Source data
╔══
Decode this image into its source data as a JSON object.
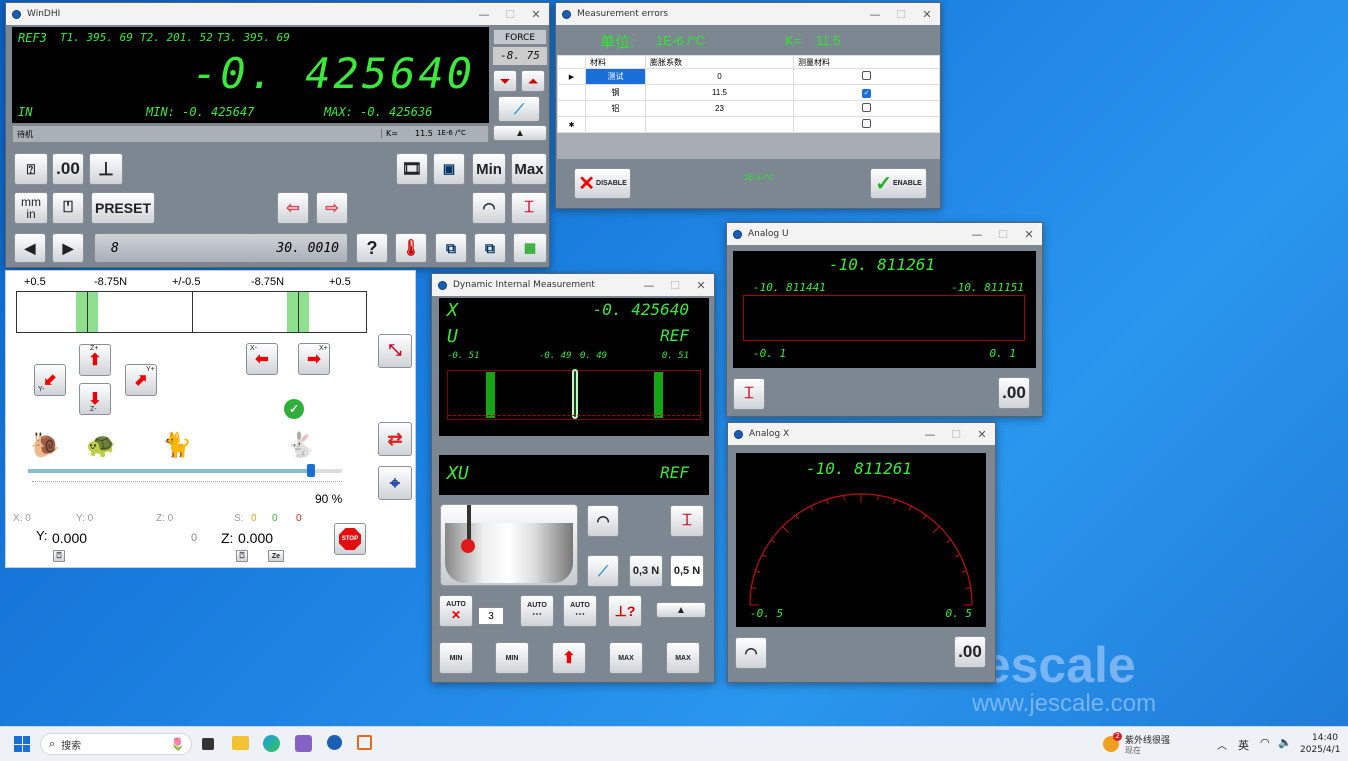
{
  "desktop": {
    "watermark_brand": "Jescale",
    "watermark_url": "www.jescale.com"
  },
  "windhi": {
    "title": "WinDHI",
    "ref": "REF3",
    "t1": "T1. 395. 69",
    "t2": "T2. 201. 52",
    "t3": "T3. 395. 69",
    "value": "-0. 425640",
    "unit": "IN",
    "min": "MIN: -0. 425647",
    "max": "MAX: -0. 425636",
    "force_label": "FORCE",
    "force_value": "-8. 75",
    "status": "待机",
    "k_label": "K=",
    "k_value": "11.5",
    "k_unit": "1E-6 /°C",
    "btn_00": ".00",
    "btn_min": "Min",
    "btn_max": "Max",
    "btn_mm": "mm",
    "btn_in": "in",
    "btn_preset": "PRESET",
    "channel": "8",
    "channel_value": "30. 0010",
    "btn_help": "?"
  },
  "probe_panel": {
    "labels": [
      "+0.5",
      "-8.75N",
      "+/-0.5",
      "-8.75N",
      "+0.5"
    ],
    "arrows": {
      "z_plus": "Z+",
      "z_minus": "Z-",
      "y_minus": "Y-",
      "y_plus": "Y+",
      "x_minus": "X-",
      "x_plus": "X+"
    },
    "speed_percent": "90 %",
    "speed_fraction": 0.9,
    "x_coord": "X: 0",
    "y_coord": "Y: 0",
    "z_coord": "Z: 0",
    "s_label": "S:",
    "s_vals": [
      "0",
      "0",
      "0"
    ],
    "y_value_label": "Y:",
    "y_value": "0.000",
    "mid_zero": "0",
    "z_value_label": "Z:",
    "z_value": "0.000",
    "ze_label": "Ze",
    "stop": "STOP"
  },
  "errors": {
    "title": "Measurement errors",
    "unit_label": "单位:",
    "unit_value": "1E-6 /°C",
    "k_label": "K=",
    "k_value": "11.5",
    "headers": [
      "材料",
      "膨胀系数",
      "测量材料"
    ],
    "rows": [
      {
        "mat": "测试",
        "coef": "0",
        "checked": false
      },
      {
        "mat": "钢",
        "coef": "11.5",
        "checked": true
      },
      {
        "mat": "铝",
        "coef": "23",
        "checked": false
      }
    ],
    "footer_unit": "1E-6 /°C",
    "disable": "DISABLE",
    "enable": "ENABLE"
  },
  "dim": {
    "title": "Dynamic Internal Measurement",
    "x_label": "X",
    "x_value": "-0. 425640",
    "u_label": "U",
    "ref_label": "REF",
    "scale": [
      "-0. 51",
      "-0. 49",
      "0. 49",
      "0. 51"
    ],
    "xu_label": "XU",
    "ref2": "REF",
    "btn_03n": "0,3 N",
    "btn_05n": "0,5 N",
    "auto": "AUTO",
    "auto_count": "3",
    "min": "MIN",
    "max": "MAX"
  },
  "analog_u": {
    "title": "Analog U",
    "value": "-10. 811261",
    "left": "-10. 811441",
    "right": "-10. 811151",
    "min": "-0. 1",
    "max": "0. 1",
    "btn_00": ".00"
  },
  "analog_x": {
    "title": "Analog X",
    "value": "-10. 811261",
    "min": "-0. 5",
    "max": "0. 5",
    "btn_00": ".00"
  },
  "taskbar": {
    "search": "搜索",
    "notif_title": "紫外线很强",
    "notif_sub": "现在",
    "notif_badge": "2",
    "lang": "英",
    "time": "14:40",
    "date": "2025/4/1"
  }
}
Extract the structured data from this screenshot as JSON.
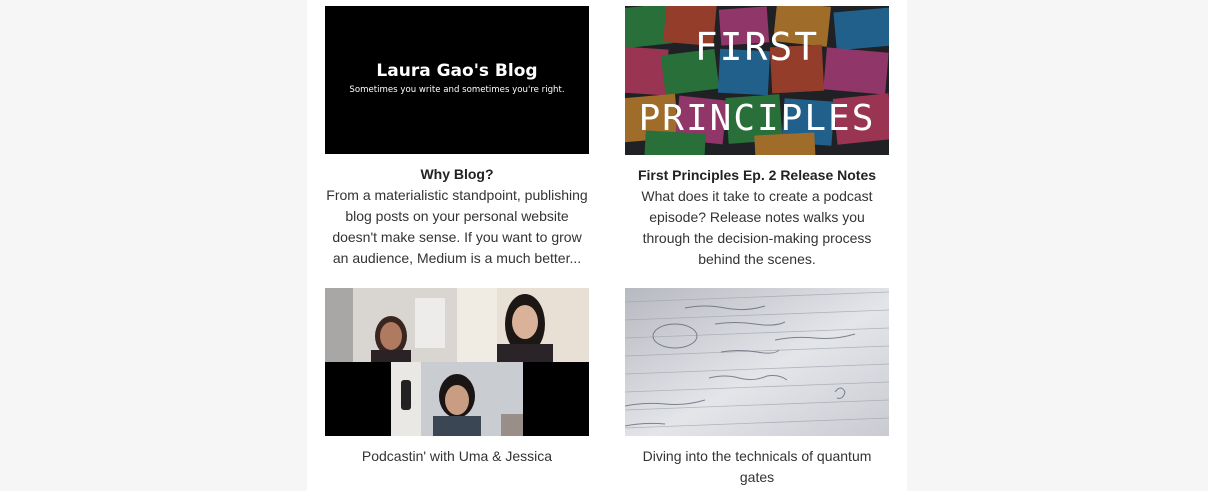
{
  "cards": [
    {
      "title": "Why Blog?",
      "description": "From a materialistic standpoint, publishing blog posts on your personal website doesn't make sense. If you want to grow an audience, Medium is a much better...",
      "thumbnail": {
        "icon": "blog-banner-image",
        "heading": "Laura Gao's Blog",
        "tagline": "Sometimes you write and sometimes you're right."
      }
    },
    {
      "title": "First Principles Ep. 2 Release Notes",
      "description": "What does it take to create a podcast episode? Release notes walks you through the decision-making process behind the scenes.",
      "thumbnail": {
        "icon": "first-principles-cover-image",
        "line1": "FIRST",
        "line2": "PRINCIPLES"
      }
    },
    {
      "caption": "Podcastin' with Uma & Jessica",
      "thumbnail": {
        "icon": "video-call-photo"
      }
    },
    {
      "caption": "Diving into the technicals of quantum gates",
      "thumbnail": {
        "icon": "handwritten-notes-photo"
      }
    }
  ],
  "colors": {
    "background": "#f6f6f6",
    "content": "#ffffff",
    "text": "#333333"
  }
}
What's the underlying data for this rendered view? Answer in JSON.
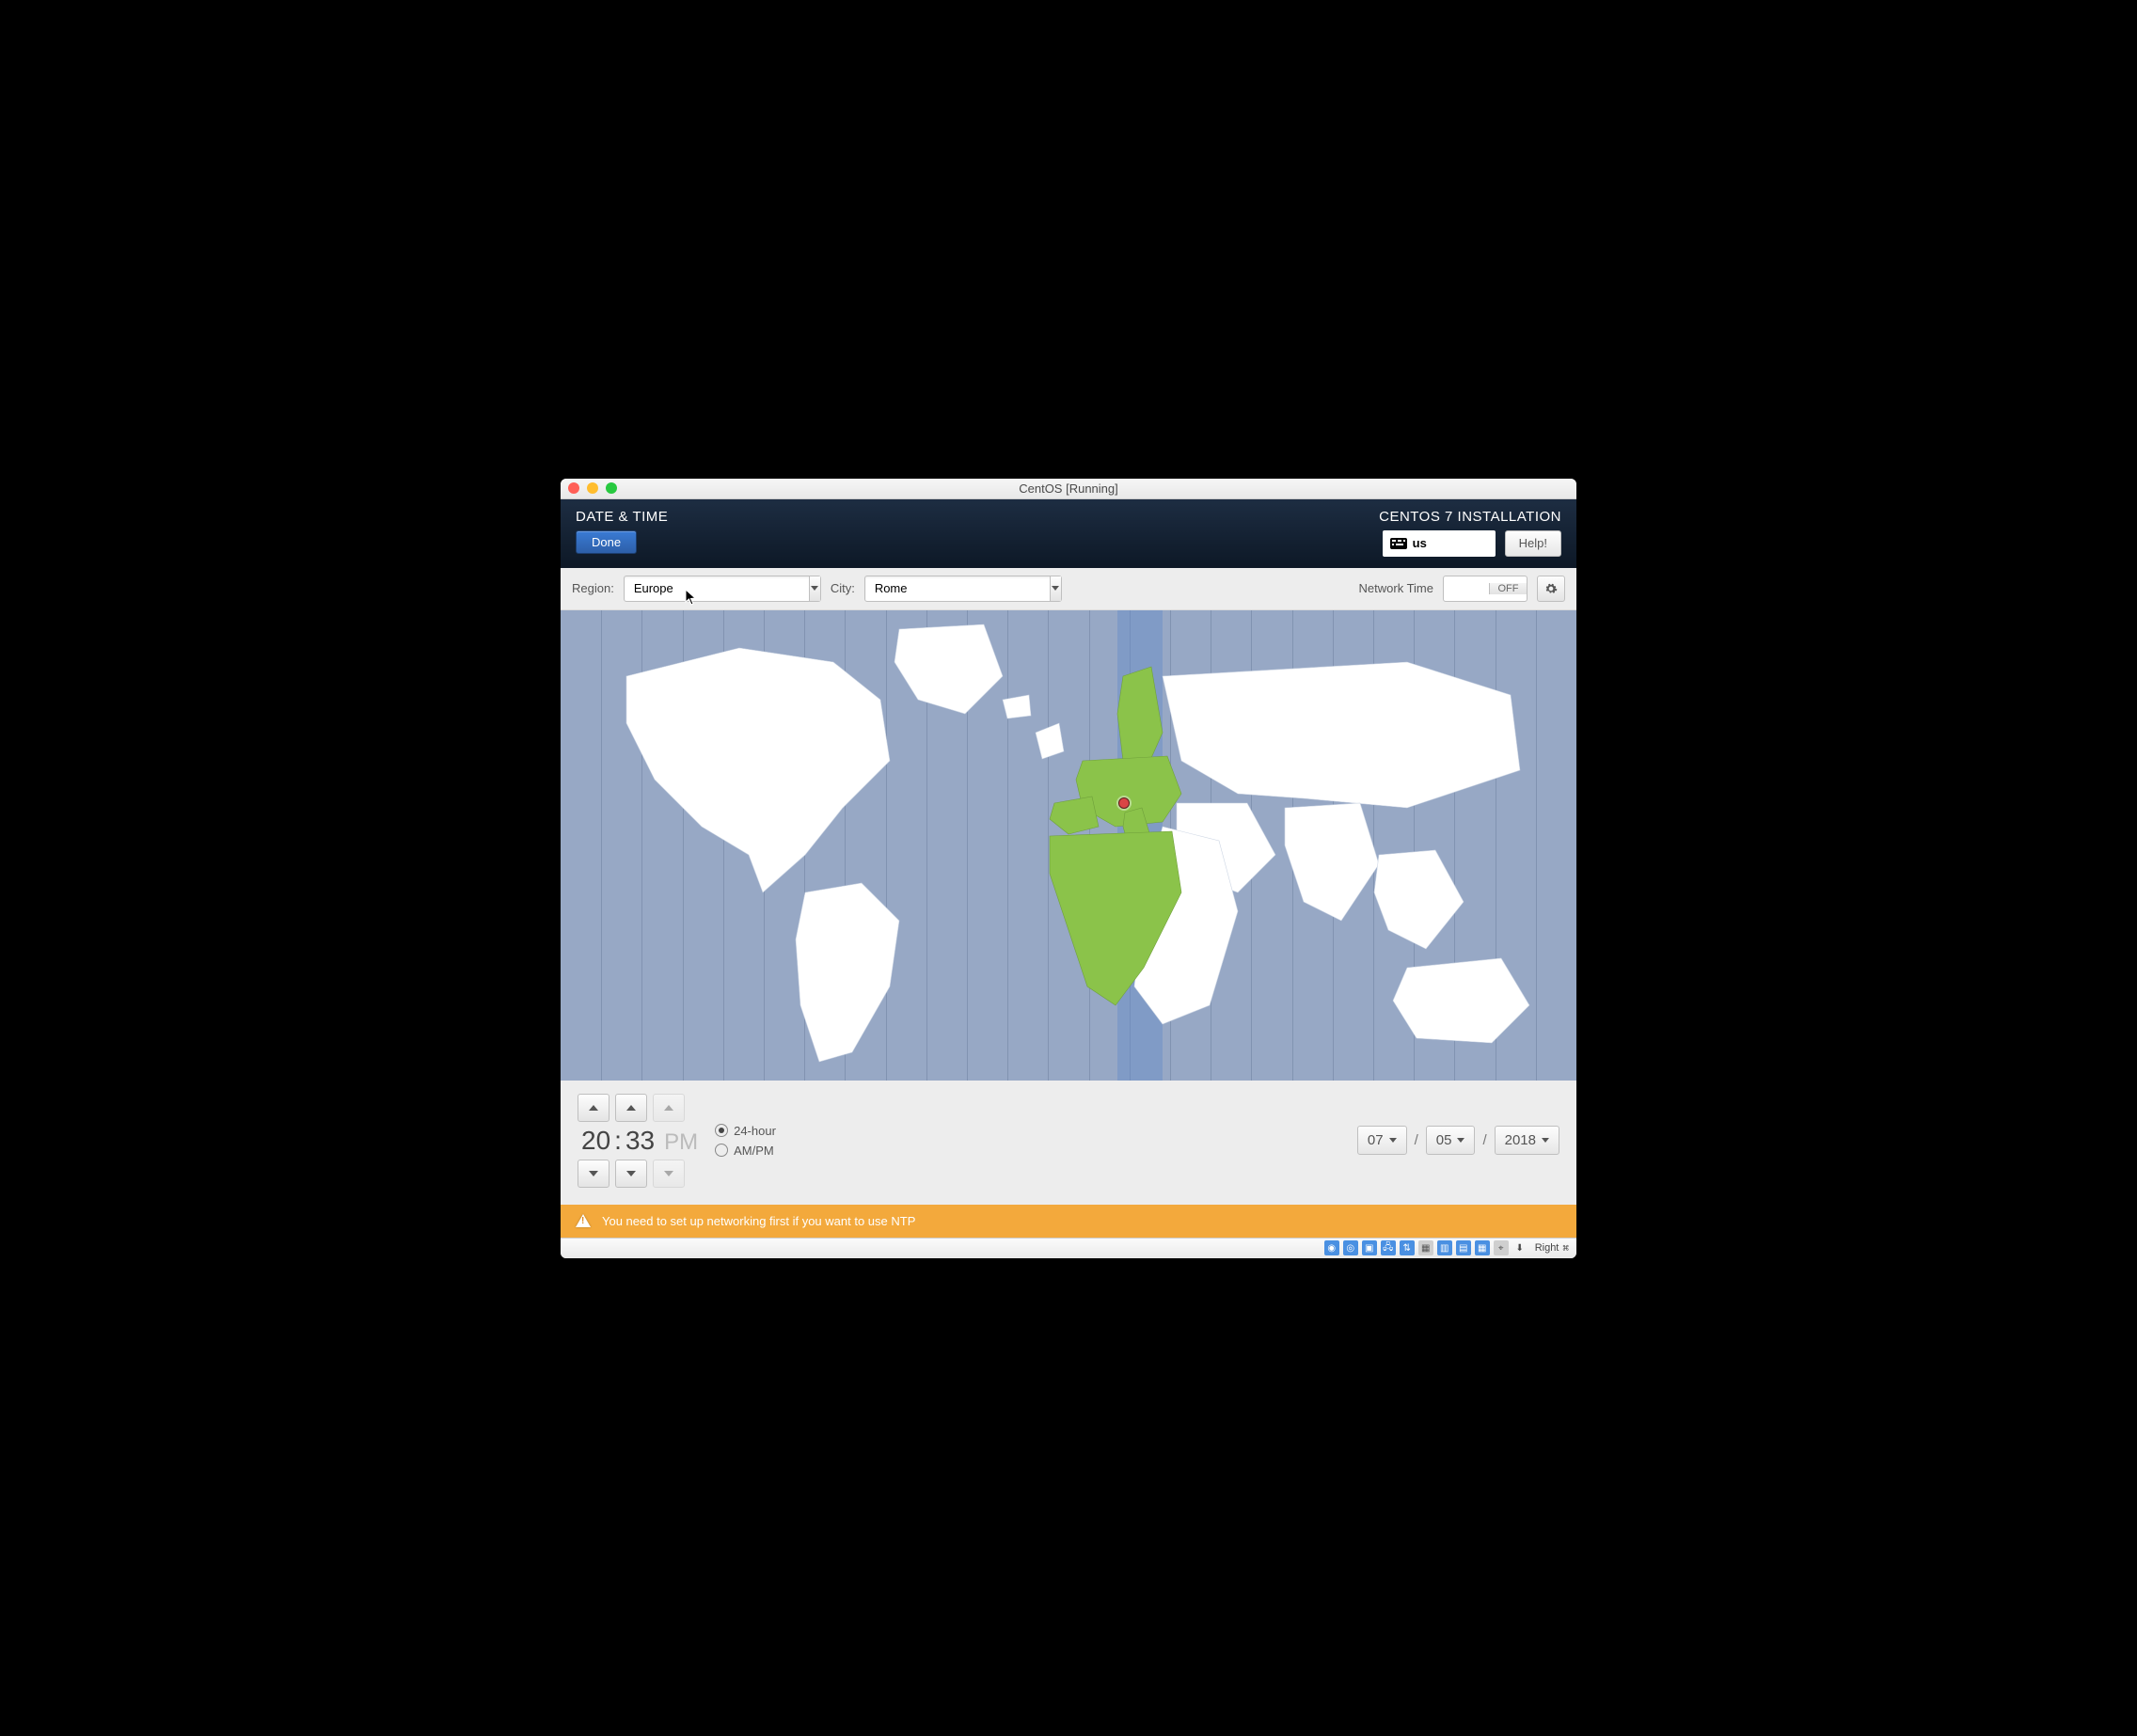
{
  "window": {
    "title": "CentOS [Running]"
  },
  "header": {
    "page_title": "DATE & TIME",
    "done_label": "Done",
    "install_title": "CENTOS 7 INSTALLATION",
    "keyboard_layout": "us",
    "help_label": "Help!"
  },
  "toolbar": {
    "region_label": "Region:",
    "region_value": "Europe",
    "city_label": "City:",
    "city_value": "Rome",
    "network_time_label": "Network Time",
    "network_time_state": "OFF"
  },
  "map": {
    "selected_city": "Rome",
    "highlighted_timezone": "UTC+1"
  },
  "time": {
    "hours": "20",
    "minutes": "33",
    "ampm": "PM",
    "colon": ":",
    "format_24h_label": "24-hour",
    "format_ampm_label": "AM/PM",
    "format_selected": "24-hour"
  },
  "date": {
    "month": "07",
    "day": "05",
    "year": "2018",
    "separator": "/"
  },
  "warning": {
    "text": "You need to set up networking first if you want to use NTP"
  },
  "statusbar": {
    "text": "Right",
    "cmd_glyph": "⌘"
  }
}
╚══
Work to complete:
Search the data for the word "JSON" and copy each line where it appears.

Result for this task:
Decode this image into its source data as a JSON object.
Extract the structured data from this screenshot as JSON.
What's the underlying data for this rendered view? Answer in JSON.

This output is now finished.